(Stored items)

---

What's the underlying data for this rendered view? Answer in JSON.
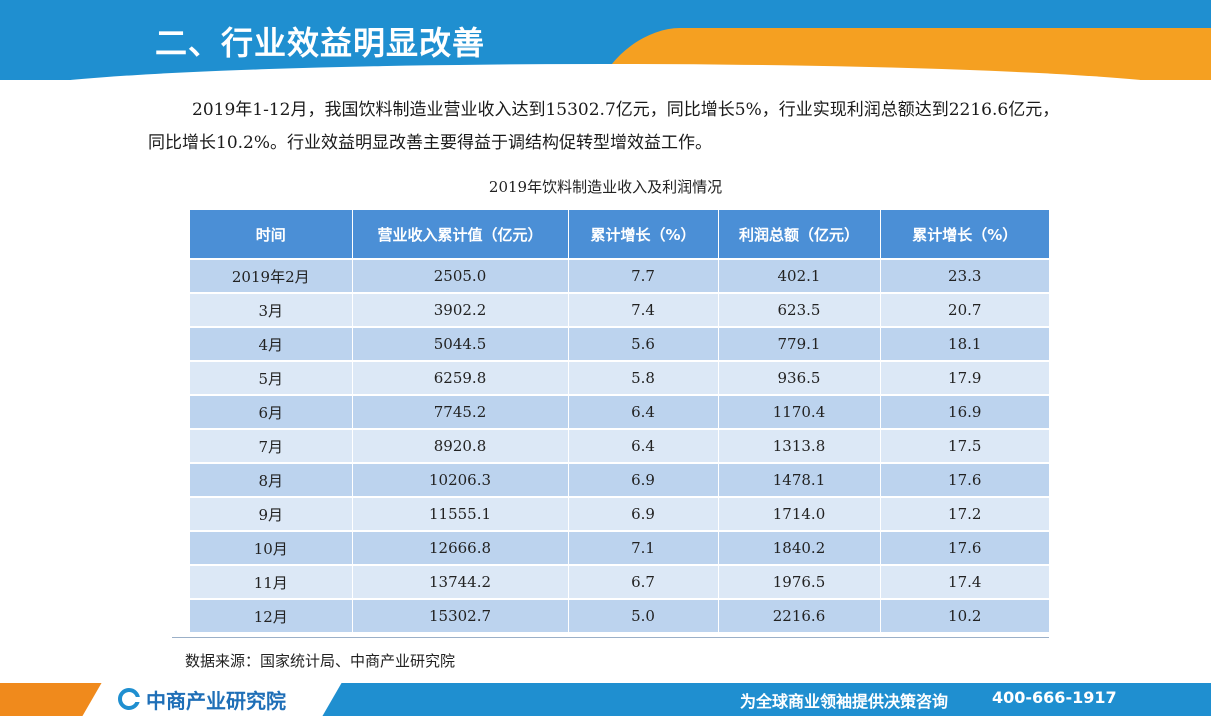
{
  "header": {
    "title": "二、行业效益明显改善"
  },
  "paragraph": "2019年1-12月，我国饮料制造业营业收入达到15302.7亿元，同比增长5%，行业实现利润总额达到2216.6亿元，同比增长10.2%。行业效益明显改善主要得益于调结构促转型增效益工作。",
  "table_title": "2019年饮料制造业收入及利润情况",
  "table": {
    "headers": [
      "时间",
      "营业收入累计值（亿元）",
      "累计增长（%）",
      "利润总额（亿元）",
      "累计增长（%）"
    ],
    "rows": [
      [
        "2019年2月",
        "2505.0",
        "7.7",
        "402.1",
        "23.3"
      ],
      [
        "3月",
        "3902.2",
        "7.4",
        "623.5",
        "20.7"
      ],
      [
        "4月",
        "5044.5",
        "5.6",
        "779.1",
        "18.1"
      ],
      [
        "5月",
        "6259.8",
        "5.8",
        "936.5",
        "17.9"
      ],
      [
        "6月",
        "7745.2",
        "6.4",
        "1170.4",
        "16.9"
      ],
      [
        "7月",
        "8920.8",
        "6.4",
        "1313.8",
        "17.5"
      ],
      [
        "8月",
        "10206.3",
        "6.9",
        "1478.1",
        "17.6"
      ],
      [
        "9月",
        "11555.1",
        "6.9",
        "1714.0",
        "17.2"
      ],
      [
        "10月",
        "12666.8",
        "7.1",
        "1840.2",
        "17.6"
      ],
      [
        "11月",
        "13744.2",
        "6.7",
        "1976.5",
        "17.4"
      ],
      [
        "12月",
        "15302.7",
        "5.0",
        "2216.6",
        "10.2"
      ]
    ]
  },
  "source": "数据来源：国家统计局、中商产业研究院",
  "footer": {
    "logo_text": "中商产业研究院",
    "slogan": "为全球商业领袖提供决策咨询",
    "phone": "400-666-1917"
  },
  "colors": {
    "header_blue": "#1f8fd0",
    "header_orange": "#f5a021",
    "table_header": "#4b8fd6",
    "row_dark": "#bcd3ee",
    "row_light": "#dce8f6"
  }
}
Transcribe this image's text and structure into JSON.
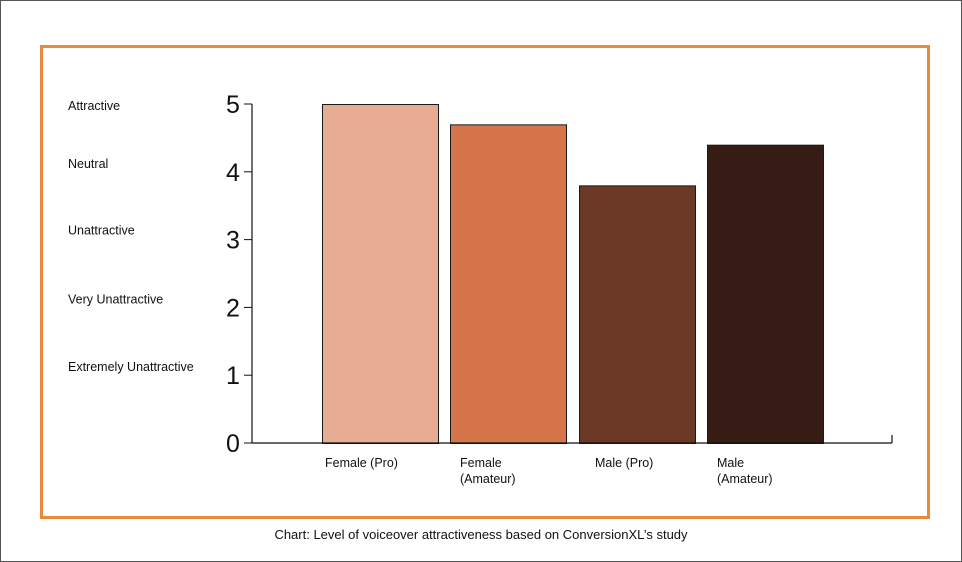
{
  "chart_data": {
    "type": "bar",
    "categories": [
      [
        "Female (Pro)"
      ],
      [
        "Female",
        "(Amateur)"
      ],
      [
        "Male (Pro)"
      ],
      [
        "Male",
        "(Amateur)"
      ]
    ],
    "values": [
      5.0,
      4.7,
      3.8,
      4.4
    ],
    "colors": [
      "#E7AC94",
      "#D6744A",
      "#6B3926",
      "#361C14"
    ],
    "ylim": [
      0,
      5
    ],
    "yticks": [
      0,
      1,
      2,
      3,
      4,
      5
    ],
    "rating_labels": [
      {
        "value": 5,
        "label": "Attractive"
      },
      {
        "value": 4,
        "label": "Neutral"
      },
      {
        "value": 3,
        "label": "Unattractive"
      },
      {
        "value": 2,
        "label": "Very Unattractive"
      },
      {
        "value": 1,
        "label": "Extremely Unattractive"
      }
    ],
    "title": "",
    "xlabel": "",
    "ylabel": "",
    "grid": false,
    "border_color": "#E98A3B"
  },
  "caption": "Chart: Level of voiceover attractiveness based on ConversionXL’s study"
}
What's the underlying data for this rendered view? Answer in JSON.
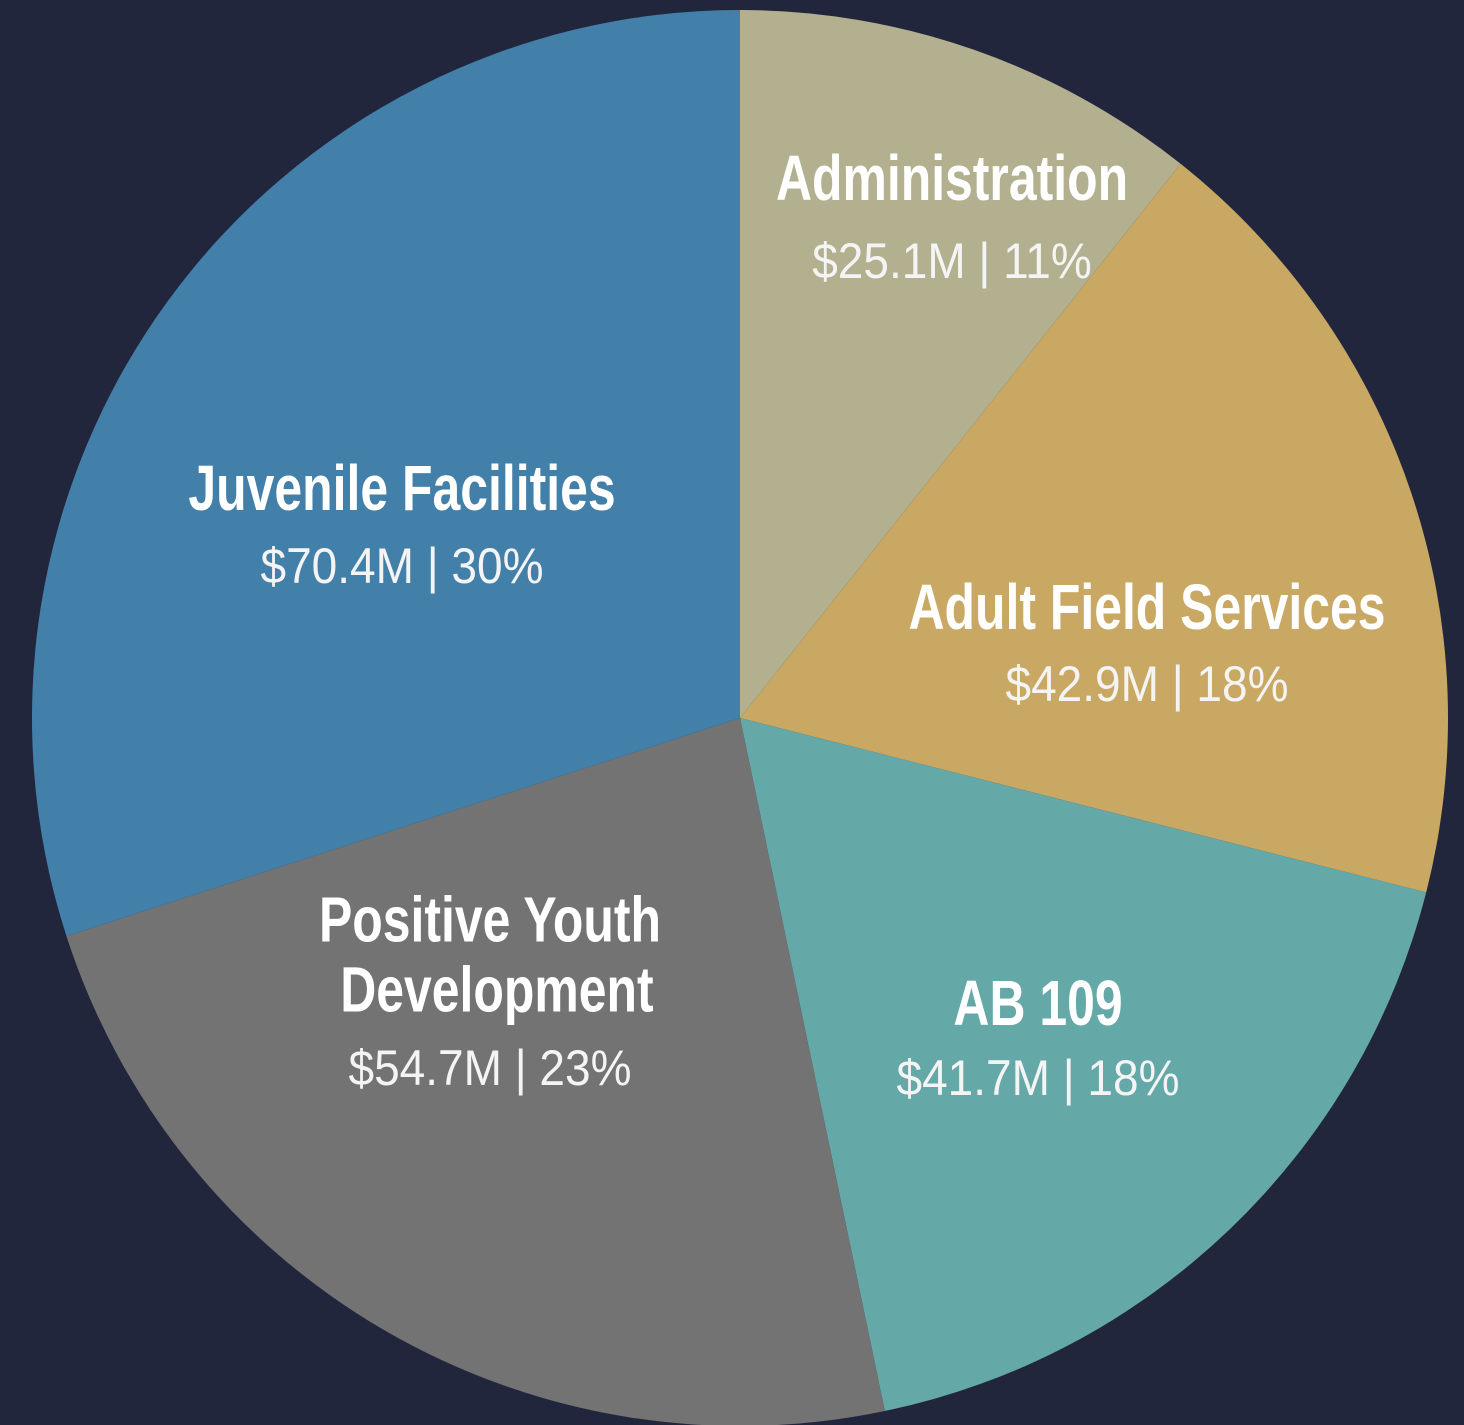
{
  "chart_data": {
    "type": "pie",
    "categories": [
      "Administration",
      "Adult Field Services",
      "AB 109",
      "Positive Youth Development",
      "Juvenile Facilities"
    ],
    "values": [
      25.1,
      42.9,
      41.7,
      54.7,
      70.4
    ],
    "value_labels": [
      "$25.1M | 11%",
      "$42.9M | 18%",
      "$41.7M | 18%",
      "$54.7M | 23%",
      "$70.4M | 30%"
    ],
    "colors": [
      "#b3b08f",
      "#c9a864",
      "#65a8a8",
      "#737373",
      "#4280aa"
    ]
  }
}
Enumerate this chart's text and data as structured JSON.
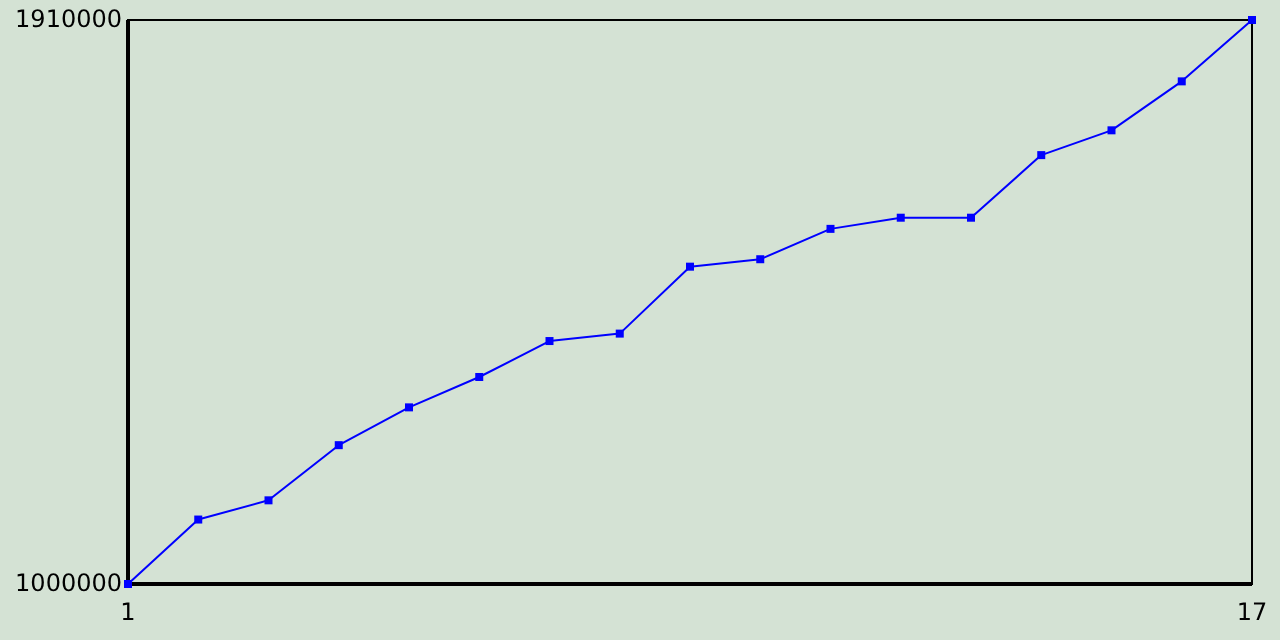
{
  "chart_data": {
    "type": "line",
    "x": [
      1,
      2,
      3,
      4,
      5,
      6,
      7,
      8,
      9,
      10,
      11,
      12,
      13,
      14,
      15,
      16,
      17
    ],
    "series": [
      {
        "color": "#0000ff",
        "values": [
          1000000,
          1104000,
          1135000,
          1224000,
          1285000,
          1334000,
          1392000,
          1404000,
          1512000,
          1524000,
          1573000,
          1591000,
          1591000,
          1692000,
          1732000,
          1811000,
          1910000
        ]
      }
    ],
    "xlim": [
      1,
      17
    ],
    "xticks": [
      1,
      17
    ],
    "ylim": [
      1000000,
      1910000
    ],
    "yticks": [
      1000000,
      1910000
    ],
    "marker": "square",
    "line_style": "solid"
  }
}
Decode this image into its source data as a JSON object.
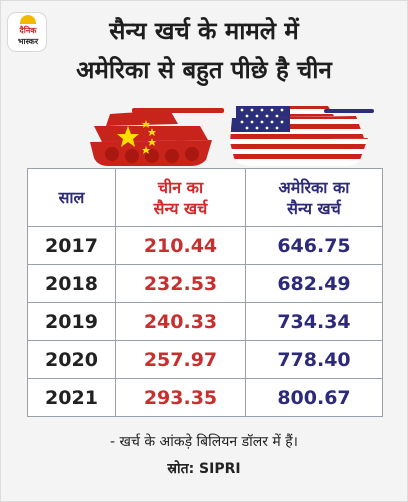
{
  "logo": {
    "line1": "दैनिक",
    "line2": "भास्कर"
  },
  "title": {
    "line1": "सैन्य खर्च के मामले में",
    "line2": "अमेरिका से बहुत पीछे है चीन"
  },
  "colors": {
    "china": "#d22a2a",
    "usa": "#2d2a7a",
    "grid": "#9aa0a8"
  },
  "icons": {
    "china_tank": "tank-china-flag-icon",
    "usa_tank": "tank-usa-flag-icon"
  },
  "chart_data": {
    "type": "table",
    "columns": [
      "साल",
      "चीन का\nसैन्य खर्च",
      "अमेरिका का\nसैन्य खर्च"
    ],
    "rows": [
      {
        "year": "2017",
        "china": "210.44",
        "usa": "646.75"
      },
      {
        "year": "2018",
        "china": "232.53",
        "usa": "682.49"
      },
      {
        "year": "2019",
        "china": "240.33",
        "usa": "734.34"
      },
      {
        "year": "2020",
        "china": "257.97",
        "usa": "778.40"
      },
      {
        "year": "2021",
        "china": "293.35",
        "usa": "800.67"
      }
    ]
  },
  "footer": {
    "note": "- खर्च के आंकड़े बिलियन डॉलर में हैं।",
    "source": "स्रोत: SIPRI"
  }
}
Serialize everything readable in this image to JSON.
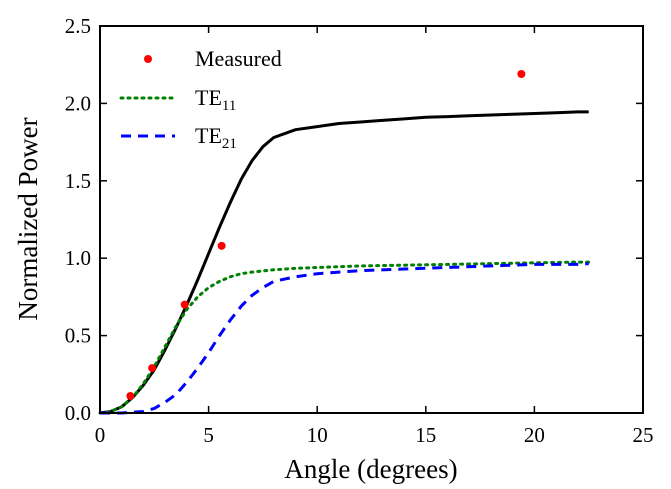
{
  "chart_data": {
    "type": "line",
    "title": "",
    "xlabel": "Angle (degrees)",
    "ylabel": "Normalized Power",
    "xlim": [
      0,
      25
    ],
    "ylim": [
      0,
      2.5
    ],
    "x_ticks": [
      0,
      5,
      10,
      15,
      20,
      25
    ],
    "y_ticks": [
      0.0,
      0.5,
      1.0,
      1.5,
      2.0,
      2.5
    ],
    "x_tick_labels": [
      "0",
      "5",
      "10",
      "15",
      "20",
      "25"
    ],
    "y_tick_labels": [
      "0.0",
      "0.5",
      "1.0",
      "1.5",
      "2.0",
      "2.5"
    ],
    "grid": false,
    "legend_position": "top-left",
    "series": [
      {
        "key": "total",
        "style": "solid",
        "color": "#000000",
        "x": [
          0,
          0.5,
          1,
          1.5,
          2,
          2.5,
          3,
          3.5,
          4,
          4.5,
          5,
          5.5,
          6,
          6.5,
          7,
          7.5,
          8,
          9,
          10,
          11,
          12,
          13,
          14,
          15,
          16,
          17,
          18,
          19,
          20,
          21,
          22,
          22.5
        ],
        "y": [
          0.0,
          0.01,
          0.04,
          0.1,
          0.18,
          0.28,
          0.41,
          0.55,
          0.7,
          0.86,
          1.03,
          1.2,
          1.36,
          1.51,
          1.63,
          1.72,
          1.78,
          1.83,
          1.85,
          1.87,
          1.88,
          1.89,
          1.9,
          1.91,
          1.915,
          1.92,
          1.925,
          1.93,
          1.935,
          1.94,
          1.945,
          1.945
        ]
      },
      {
        "key": "te11",
        "name": "TE",
        "name_sub": "11",
        "style": "dotted",
        "color": "#008000",
        "x": [
          0,
          0.5,
          1,
          1.5,
          2,
          2.5,
          3,
          3.5,
          4,
          4.5,
          5,
          5.5,
          6,
          6.5,
          7,
          8,
          9,
          10,
          11,
          12,
          14,
          16,
          18,
          20,
          22,
          22.5
        ],
        "y": [
          0.0,
          0.01,
          0.04,
          0.1,
          0.19,
          0.3,
          0.43,
          0.56,
          0.67,
          0.75,
          0.81,
          0.85,
          0.88,
          0.9,
          0.91,
          0.925,
          0.935,
          0.94,
          0.945,
          0.95,
          0.955,
          0.96,
          0.965,
          0.97,
          0.975,
          0.975
        ]
      },
      {
        "key": "te21",
        "name": "TE",
        "name_sub": "21",
        "style": "dashed",
        "color": "#0000ff",
        "x": [
          0,
          1,
          2,
          2.5,
          3,
          3.5,
          4,
          4.5,
          5,
          5.5,
          6,
          6.5,
          7,
          7.5,
          8,
          9,
          10,
          11,
          12,
          14,
          16,
          18,
          20,
          22,
          22.5
        ],
        "y": [
          0.0,
          0.0,
          0.01,
          0.03,
          0.07,
          0.12,
          0.2,
          0.29,
          0.39,
          0.5,
          0.6,
          0.69,
          0.76,
          0.81,
          0.85,
          0.88,
          0.9,
          0.91,
          0.92,
          0.93,
          0.94,
          0.95,
          0.96,
          0.96,
          0.965
        ]
      },
      {
        "key": "measured",
        "name": "Measured",
        "style": "markers",
        "color": "#ff0000",
        "x": [
          1.4,
          2.4,
          3.9,
          5.6,
          19.4
        ],
        "y": [
          0.11,
          0.29,
          0.7,
          1.08,
          2.19
        ]
      }
    ]
  }
}
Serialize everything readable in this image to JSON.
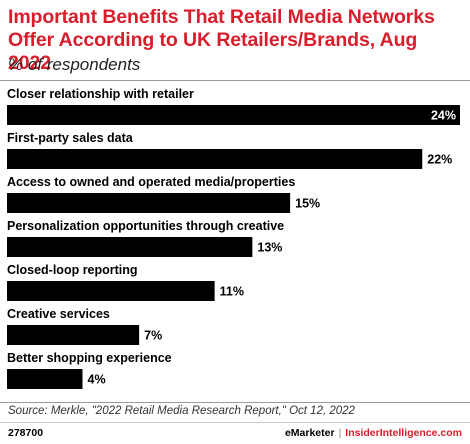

---

• WORK INSTRUCTIONS
State only the number of lines in these entries that contain "source".

• EXERCISE RESPONSE
3